* begin Records *

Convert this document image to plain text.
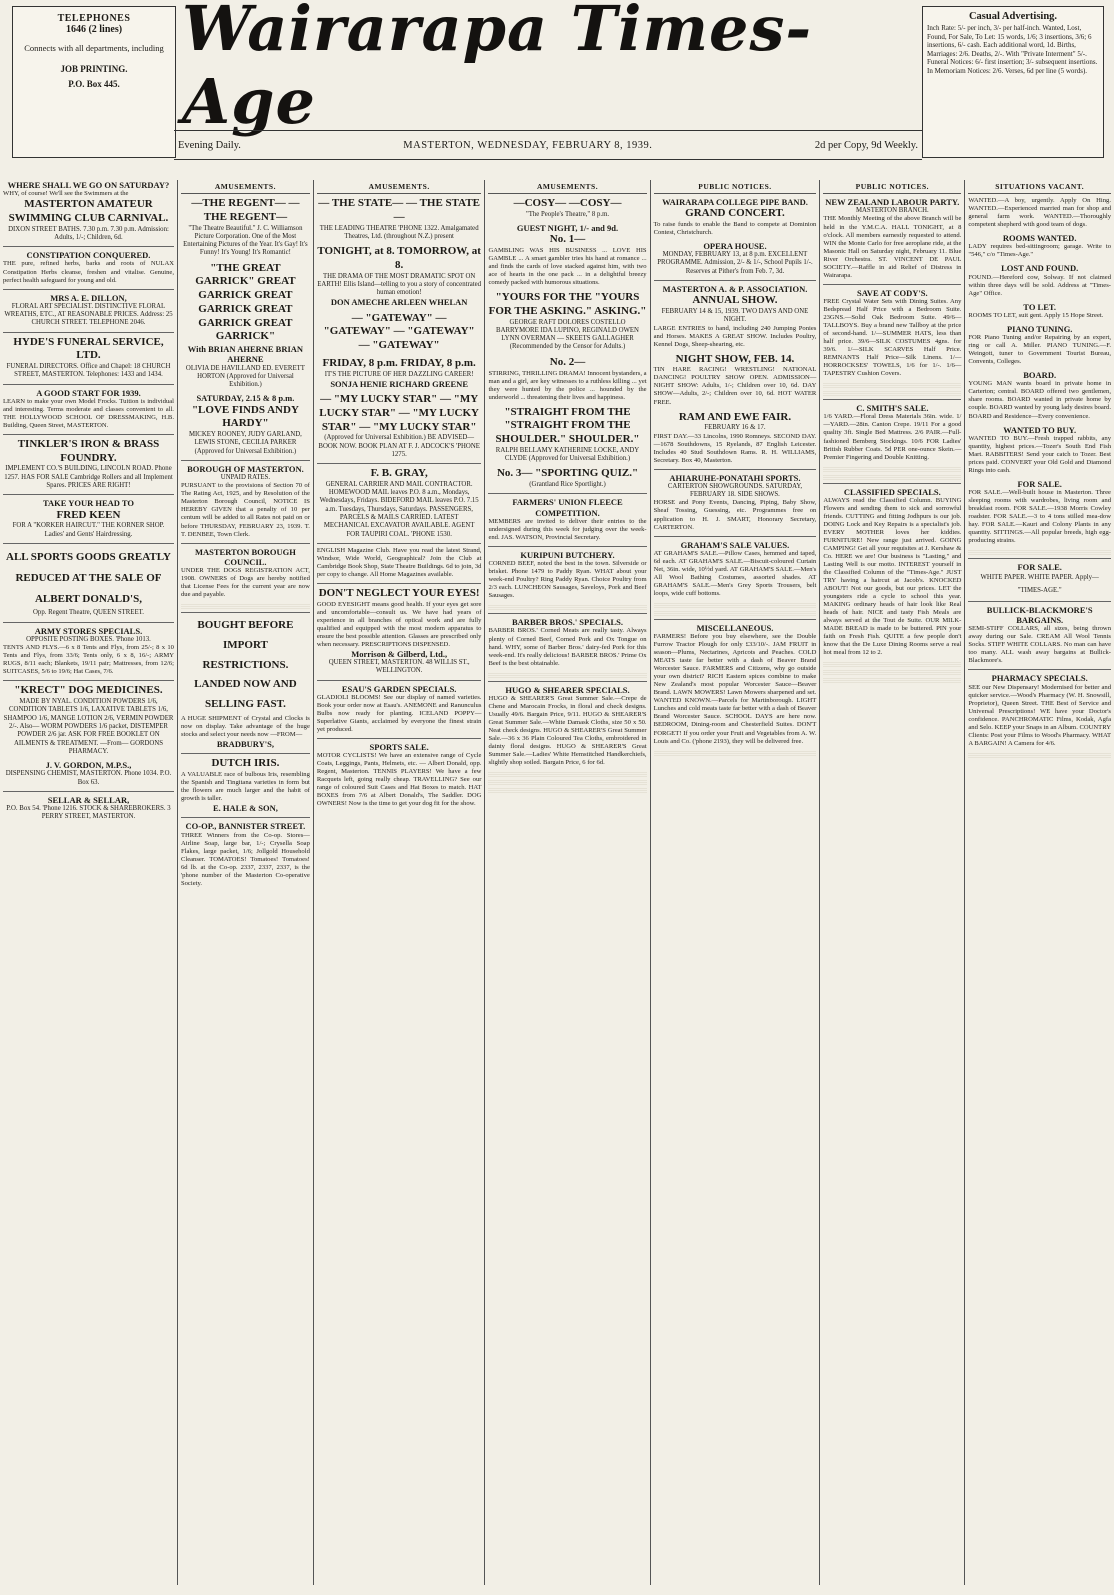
TELEPHONES
1646 (2 lines)
Connects with all departments, including
JOB PRINTING.
P.O. Box 445.
Wairarapa Times-Age
Casual Advertising.
Inch Rate: 5/- per inch, 3/- per half-inch. Wanted, Lost, Found, For Sale, To Let: 15 words, 1/6; 3 insertions, 3/6; 6 insertions, 6/- cash. Each additional word, 1d. Births, Marriages: 2/6. Deaths, 2/-. With "Private Interment" 5/-. Funeral Notices: 6/- first insertion; 3/- subsequent insertions. In Memoriam Notices: 2/6. Verses, 6d per line (5 words).
Evening Daily.	MASTERTON, WEDNESDAY, FEBRUARY 8, 1939.	2d per Copy, 9d Weekly.
WHERE SHALL WE GO ON SATURDAY?
WHY, of course! We'll see the Swimmers at the
MASTERTON AMATEUR SWIMMING CLUB CARNIVAL.
DIXON STREET BATHS. 7.30 p.m. 7.30 p.m. Admission: Adults, 1/-; Children, 6d.
CONSTIPATION CONQUERED.
THE pure, refined herbs, barks and roots of NULAX Constipation Herbs cleanse, freshen and vitalise. Genuine, perfect health safeguard for young and old.
MRS A. E. DILLON,
FLORAL ART SPECIALIST. DISTINCTIVE FLORAL WREATHS, ETC., AT REASONABLE PRICES. Address: 25 CHURCH STREET. TELEPHONE 2046.
HYDE'S FUNERAL SERVICE, LTD.
FUNERAL DIRECTORS. Office and Chapel: 18 CHURCH STREET, MASTERTON. Telephones: 1433 and 1434.
A GOOD START FOR 1939.
LEARN to make your own Model Frocks. Tuition is individual and interesting. Terms moderate and classes convenient to all. THE HOLLYWOOD SCHOOL OF DRESSMAKING, H.B. Building, Queen Street, MASTERTON.
TINKLER'S IRON & BRASS FOUNDRY.
IMPLEMENT CO.'S BUILDING, LINCOLN ROAD. Phone 1257. HAS FOR SALE Cambridge Rollers and all Implement Spares. PRICES ARE RIGHT!
TAKE YOUR HEAD TO
FRED KEEN
FOR A "KORKER HAIRCUT." THE KORNER SHOP. Ladies' and Gents' Hairdressing.
ALL SPORTS GOODS GREATLY REDUCED AT THE SALE OF ALBERT DONALD'S,
Opp. Regent Theatre, QUEEN STREET.
ARMY STORES SPECIALS.
OPPOSITE POSTING BOXES. 'Phone 1013.
TENTS AND FLYS.—6 x 8 Tents and Flys, from 25/-; 8 x 10 Tents and Flys, from 33/6; Tents only, 6 x 8, 16/-; ARMY RUGS, 8/11 each; Blankets, 19/11 pair; Mattresses, from 12/6; SUITCASES, 5/6 to 19/6; Hat Cases, 7/6.
"KRECT" DOG MEDICINES.
MADE BY NYAL. CONDITION POWDERS 1/6, CONDITION TABLETS 1/6, LAXATIVE TABLETS 1/6, SHAMPOO 1/6, MANGE LOTION 2/6, VERMIN POWDER 2/-. Also— WORM POWDERS 1/6 packet, DISTEMPER POWDER 2/6 jar. ASK FOR FREE BOOKLET ON AILMENTS & TREATMENT. —From— GORDONS PHARMACY.
J. V. GORDON, M.P.S.,
DISPENSING CHEMIST, MASTERTON. Phone 1034. P.O. Box 63.
SELLAR & SELLAR,
P.O. Box 54. 'Phone 1216. STOCK & SHAREBROKERS. 3 PERRY STREET, MASTERTON.
AMUSEMENTS.
—THE REGENT— —THE REGENT—
"The Theatre Beautiful." J. C. Williamson Picture Corporation. One of the Most Entertaining Pictures of the Year. It's Gay! It's Funny! It's Young! It's Romantic!
"THE GREAT GARRICK" GREAT GARRICK GREAT GARRICK GREAT GARRICK GREAT GARRICK"
With BRIAN AHERNE BRIAN AHERNE
OLIVIA DE HAVILLAND ED. EVERETT HORTON (Approved for Universal Exhibition.)
SATURDAY, 2.15 & 8 p.m.
"LOVE FINDS ANDY HARDY"
MICKEY ROONEY, JUDY GARLAND, LEWIS STONE, CECILIA PARKER (Approved for Universal Exhibition.)
BOROUGH OF MASTERTON.
UNPAID RATES.
PURSUANT to the provisions of Section 70 of The Rating Act, 1925, and by Resolution of the Masterton Borough Council, NOTICE IS HEREBY GIVEN that a penalty of 10 per centum will be added to all Rates not paid on or before THURSDAY, FEBRUARY 23, 1939. T. T. DENBEE, Town Clerk.
MASTERTON BOROUGH COUNCIL.
UNDER THE DOGS REGISTRATION ACT, 1908. OWNERS of Dogs are hereby notified that License Fees for the current year are now due and payable.
BOUGHT BEFORE IMPORT RESTRICTIONS. LANDED NOW AND SELLING FAST.
A HUGE SHIPMENT of Crystal and Clocks is now on display. Take advantage of the huge stocks and select your needs now —FROM—
BRADBURY'S,
DUTCH IRIS.
A VALUABLE race of bulbous Iris, resembling the Spanish and Tingitana varieties in form but the flowers are much larger and the habit of growth is taller.
E. HALE & SON,
CO-OP., BANNISTER STREET.
THREE Winners from the Co-op. Stores—Airline Soap, large bar, 1/-; Crysella Soap Flakes, large packet, 1/6; Jollgold Household Cleanser. TOMATOES! Tomatoes! Tomatoes! 6d lb. at the Co-op. 2337, 2337, 2337, is the 'phone number of the Masterton Co-operative Society.
AMUSEMENTS.
— THE STATE— — THE STATE—
THE LEADING THEATRE 'PHONE 1322. Amalgamated Theatres, Ltd. (throughout N.Z.) present
TONIGHT, at 8. TOMORROW, at 8.
THE DRAMA OF THE MOST DRAMATIC SPOT ON EARTH! Ellis Island—telling to you a story of concentrated human emotion!
DON AMECHE ARLEEN WHELAN
— "GATEWAY" — "GATEWAY" — "GATEWAY" — "GATEWAY"
FRIDAY, 8 p.m. FRIDAY, 8 p.m.
IT'S THE PICTURE OF HER DAZZLING CAREER!
SONJA HENIE RICHARD GREENE
— "MY LUCKY STAR" — "MY LUCKY STAR" — "MY LUCKY STAR" — "MY LUCKY STAR"
(Approved for Universal Exhibition.) BE ADVISED—BOOK NOW. BOOK PLAN AT F. J. ADCOCK'S 'PHONE 1275.
F. B. GRAY,
GENERAL CARRIER AND MAIL CONTRACTOR. HOMEWOOD MAIL leaves P.O. 8 a.m., Mondays, Wednesdays, Fridays. BIDEFORD MAIL leaves P.O. 7.15 a.m. Tuesdays, Thursdays, Saturdays. PASSENGERS, PARCELS & MAILS CARRIED. LATEST MECHANICAL EXCAVATOR AVAILABLE. AGENT FOR TAUPIRI COAL. 'PHONE 1530.
ENGLISH Magazine Club. Have you read the latest Strand, Windsor, Wide World, Geographical? Join the Club at Cambridge Book Shop, State Theatre Buildings. 6d to join, 3d per copy to change. All Home Magazines available.
DON'T NEGLECT YOUR EYES!
GOOD EYESIGHT means good health. If your eyes get sore and uncomfortable—consult us. We have had years of experience in all branches of optical work and are fully qualified and equipped with the most modern apparatus to ensure the best possible attention. Glasses are prescribed only when necessary. PRESCRIPTIONS DISPENSED.
Morrison & Gilberd, Ltd.,
QUEEN STREET, MASTERTON. 48 WILLIS ST., WELLINGTON.
ESAU'S GARDEN SPECIALS.
GLADIOLI BLOOMS! See our display of named varieties. Book your order now at Esau's. ANEMONE and Ranunculus Bulbs now ready for planting. ICELAND POPPY—Superlative Giants, acclaimed by everyone the finest strain yet produced.
SPORTS SALE.
MOTOR CYCLISTS! We have an extensive range of Cycle Coats, Leggings, Pants, Helmets, etc. — Albert Donald, opp. Regent, Masterton. TENNIS PLAYERS! We have a few Racquets left, going really cheap. TRAVELLING? See our range of coloured Suit Cases and Hat Boxes to match. HAT BOXES from 7/6 at Albert Donald's, The Saddler. DOG OWNERS! Now is the time to get your dog fit for the show.
AMUSEMENTS.
—COSY— —COSY—
"The People's Theatre," 8 p.m.
GUEST NIGHT, 1/- and 9d.
No. 1—
GAMBLING WAS HIS BUSINESS ... LOVE HIS GAMBLE ... A smart gambler tries his hand at romance ... and finds the cards of love stacked against him, with two ace of hearts in the one pack ... in a delightful breezy comedy packed with humorous situations.
"YOURS FOR THE "YOURS FOR THE ASKING." ASKING."
GEORGE RAFT DOLORES COSTELLO BARRYMORE IDA LUPINO, REGINALD OWEN LYNN OVERMAN — SKEETS GALLAGHER (Recommended by the Censor for Adults.)
No. 2—
STIRRING, THRILLING DRAMA! Innocent bystanders, a man and a girl, are key witnesses to a ruthless killing ... yet they were hunted by the police ... hounded by the underworld ... threatening their lives and happiness.
"STRAIGHT FROM THE "STRAIGHT FROM THE SHOULDER." SHOULDER."
RALPH BELLAMY KATHERINE LOCKE, ANDY CLYDE (Approved for Universal Exhibition.)
No. 3— "SPORTING QUIZ."
(Grantland Rice Sportlight.)
FARMERS' UNION FLEECE COMPETITION.
MEMBERS are invited to deliver their entries to the undersigned during this week for judging over the week-end. JAS. WATSON, Provincial Secretary.
KURIPUNI BUTCHERY.
CORNED BEEF, noted the best in the town. Silverside or brisket. Phone 1479 to Paddy Ryan. WHAT about your week-end Poultry? Ring Paddy Ryan. Choice Poultry from 2/3 each. LUNCHEON Sausages, Saveloys, Pork and Beef Sausages.
BARBER BROS.' SPECIALS.
BARBER BROS.' Corned Meats are really tasty. Always plenty of Corned Beef, Corned Pork and Ox Tongue on hand. WHY, some of Barber Bros.' dairy-fed Pork for this week-end. It's really delicious! BARBER BROS.' Prime Ox Beef is the best obtainable.
HUGO & SHEARER SPECIALS.
HUGO & SHEARER'S Great Summer Sale.—Crepe de Chene and Marocain Frocks, in floral and check designs. Usually 49/6. Bargain Price, 9/11. HUGO & SHEARER'S Great Summer Sale.—White Damask Cloths, size 50 x 50. Neat check designs. HUGO & SHEARER'S Great Summer Sale.—36 x 36 Plain Coloured Tea Cloths, embroidered in dainty floral designs. HUGO & SHEARER'S Great Summer Sale.—Ladies' White Hemstitched Handkerchiefs, slightly shop soiled. Bargain Price, 6 for 6d.
PUBLIC NOTICES.
WAIRARAPA COLLEGE PIPE BAND.
GRAND CONCERT.
To raise funds to enable the Band to compete at Dominion Contest, Christchurch.
OPERA HOUSE.
MONDAY, FEBRUARY 13, at 8 p.m. EXCELLENT PROGRAMME. Admission, 2/- & 1/-, School Pupils 1/-. Reserves at Pither's from Feb. 7, 3d.
MASTERTON A. & P. ASSOCIATION.
ANNUAL SHOW.
FEBRUARY 14 & 15, 1939. TWO DAYS AND ONE NIGHT.
LARGE ENTRIES to hand, including 240 Jumping Ponies and Horses. MAKES A GREAT SHOW. Includes Poultry, Kennel Dogs, Sheep-shearing, etc.
NIGHT SHOW, FEB. 14.
TIN HARE RACING! WRESTLING! NATIONAL DANCING! POULTRY SHOW OPEN. ADMISSION—NIGHT SHOW: Adults, 1/-; Children over 10, 6d. DAY SHOW—Adults, 2/-; Children over 10, 6d. HOT WATER FREE.
RAM AND EWE FAIR.
FEBRUARY 16 & 17.
FIRST DAY.—33 Lincolns, 1990 Romneys. SECOND DAY.—1678 Southdowns, 15 Ryelands, 87 English Leicester. Includes 40 Stud Southdown Rams. R. H. WILLIAMS, Secretary. Box 40, Masterton.
AHIARUHE-PONATAHI SPORTS.
CARTERTON SHOWGROUNDS. SATURDAY, FEBRUARY 18. SIDE SHOWS.
HORSE and Pony Events, Dancing, Piping, Baby Show, Sheaf Tossing, Guessing, etc. Programmes free on application to H. J. SMART, Honorary Secretary, CARTERTON.
GRAHAM'S SALE VALUES.
AT GRAHAM'S SALE.—Pillow Cases, hemmed and taped, 6d each. AT GRAHAM'S SALE.—Biscuit-coloured Curtain Net, 36in. wide, 10½d yard. AT GRAHAM'S SALE.—Men's All Wool Bathing Costumes, assorted shades. AT GRAHAM'S SALE.—Men's Grey Sports Trousers, belt loops, wide cuff bottoms.
MISCELLANEOUS.
FARMERS! Before you buy elsewhere, see the Double Furrow Tractor Plough for only £33/10/-. JAM FRUIT in season—Plums, Nectarines, Apricots and Peaches. COLD MEATS taste far better with a dash of Beaver Brand Worcester Sauce. FARMERS and Citizens, why go outside your own district? RICH Eastern spices combine to make New Zealand's most popular Worcester Sauce—Beaver Brand. LAWN MOWERS! Lawn Mowers sharpened and set. WANTED KNOWN.—Parcels for Martinborough. LIGHT Lunches and cold meats taste far better with a dash of Beaver Brand Worcester Sauce. SCHOOL DAYS are here now. BEDROOM, Dining-room and Chesterfield Suites. DON'T FORGET! If you order your Fruit and Vegetables from A. W. Louis and Co. ('phone 2193), they will be delivered free.
PUBLIC NOTICES.
NEW ZEALAND LABOUR PARTY.
MASTERTON BRANCH.
THE Monthly Meeting of the above Branch will be held in the Y.M.C.A. HALL TONIGHT, at 8 o'clock. All members earnestly requested to attend. WIN the Monte Carlo for free aeroplane ride, at the Masonic Hall on Saturday night, February 11. Blue River Orchestra. ST. VINCENT DE PAUL SOCIETY.—Raffle in aid Relief of Distress in Wairarapa.
SAVE AT CODY'S.
FREE Crystal Water Sets with Dining Suites. Any Bedspread Half Price with a Bedroom Suite. 23GNS.—Solid Oak Bedroom Suite. 49/6—TALLBOYS. Buy a brand new Tallboy at the price of second-hand. 1/—SUMMER HATS, less than half price. 39/6—SILK COSTUMES 4gns. for 39/6. 1/—SILK SCARVES Half Price. REMNANTS Half Price—Silk Linens. 1/—HORROCKSES' TOWELS, 1/6 for 1/-. 1/6—TAPESTRY Cushion Covers.
C. SMITH'S SALE.
1/6 YARD.—Floral Dress Materials 36in. wide. 1/—YARD.—28in. Canton Crepe. 19/11 For a good quality 3ft. Single Bed Mattress. 2/6 PAIR.—Full-fashioned Bemberg Stockings. 10/6 FOR Ladies' British Rubber Coats. 5d PER one-ounce Skein.—Premier Fingering and Double Knitting.
CLASSIFIED SPECIALS.
ALWAYS read the Classified Column. BUYING Flowers and sending them to sick and sorrowful friends. CUTTING and fitting Jodhpurs is our job. DOING Lock and Key Repairs is a specialist's job. EVERY MOTHER loves her kiddies. FURNITURE! New range just arrived. GOING CAMPING! Get all your requisites at J. Kershaw & Co. HERE we are! Our business is "Lasting," and Lasting Well is our motto. INTEREST yourself in the Classified Column of the "Times-Age." JUST TRY having a haircut at Jacob's. KNOCKED ABOUT! Not our goods, but our prices. LET the youngsters ride a cycle to school this year. MAKING ordinary heads of hair look like Real heads of hair. NICE and tasty Fish Meals are always served at the Tout de Suite. OUR MILK-MADE BREAD is made to be buttered. PIN your faith on Fresh Fish. QUITE a few people don't know that the De Luxe Dining Rooms serve a real hot meal from 12 to 2.
SITUATIONS VACANT.
WANTED.—A boy, urgently. Apply On Hing. WANTED.—Experienced married man for shop and general farm work. WANTED.—Thoroughly competent shepherd with good team of dogs.
ROOMS WANTED.
LADY requires bed-sittingroom; garage. Write to "546," c/o "Times-Age."
LOST AND FOUND.
FOUND.—Hereford cow, Solway. If not claimed within three days will be sold. Address at "Times-Age" Office.
TO LET.
ROOMS TO LET, suit gent. Apply 15 Hope Street.
PIANO TUNING.
FOR Piano Tuning and/or Repairing by an expert, ring or call A. Miller. PIANO TUNING.—F. Weingott, tuner to Government Tourist Bureau, Convents, Colleges.
BOARD.
YOUNG MAN wants board in private home in Carterton; central. BOARD offered two gentlemen, share rooms. BOARD wanted in private home by couple. BOARD wanted by young lady desires board. BOARD and Residence—Every convenience.
WANTED TO BUY.
WANTED TO BUY.—Fresh trapped rabbits, any quantity, highest prices.—Tozer's South End Fish Mart. RABBITERS! Send your catch to Tozer. Best prices paid. CONVERT your Old Gold and Diamond Rings into cash.
FOR SALE.
FOR SALE.—Well-built house in Masterton. Three sleeping rooms with wardrobes, living room and breakfast room. FOR SALE.—1938 Morris Cowley roadster. FOR SALE.—3 to 4 tons stilled mea-dow hay. FOR SALE.—Kauri and Colony Plants in any quantity. SITTINGS.—All popular breeds, high egg-producing strains.
FOR SALE.
WHITE PAPER. WHITE PAPER. Apply— "TIMES-AGE."
BULLICK-BLACKMORE'S BARGAINS.
SEMI-STIFF COLLARS, all sizes, being thrown away during our Sale. CREAM All Wool Tennis Socks. STIFF WHITE COLLARS. No man can have too many. ALL wash away bargains at Bullick-Blackmore's.
PHARMACY SPECIALS.
SEE our New Dispensary! Modernised for better and quicker service.—Wood's Pharmacy (W. H. Snowsill, Proprietor), Queen Street. THE Best of Service and Universal Prescriptions! WE have your Doctor's confidence. PANCHROMATIC Films, Kodak, Agfa and Selo. KEEP your Snaps in an Album. COUNTRY Clients: Post your Films to Wood's Pharmacy. WHAT A BARGAIN! A Camera for 4/6.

* end Records *

Challenge: Look through the data and gather every line with the string "TUNING" in it.

Task solution:
PIANO TUNING.
FOR Piano Tuning and/or Repairing by an expert, ring or call A. Miller. PIANO TUNING.—F. Weingott, tuner to Government Tourist Bureau, Convents, Colleges.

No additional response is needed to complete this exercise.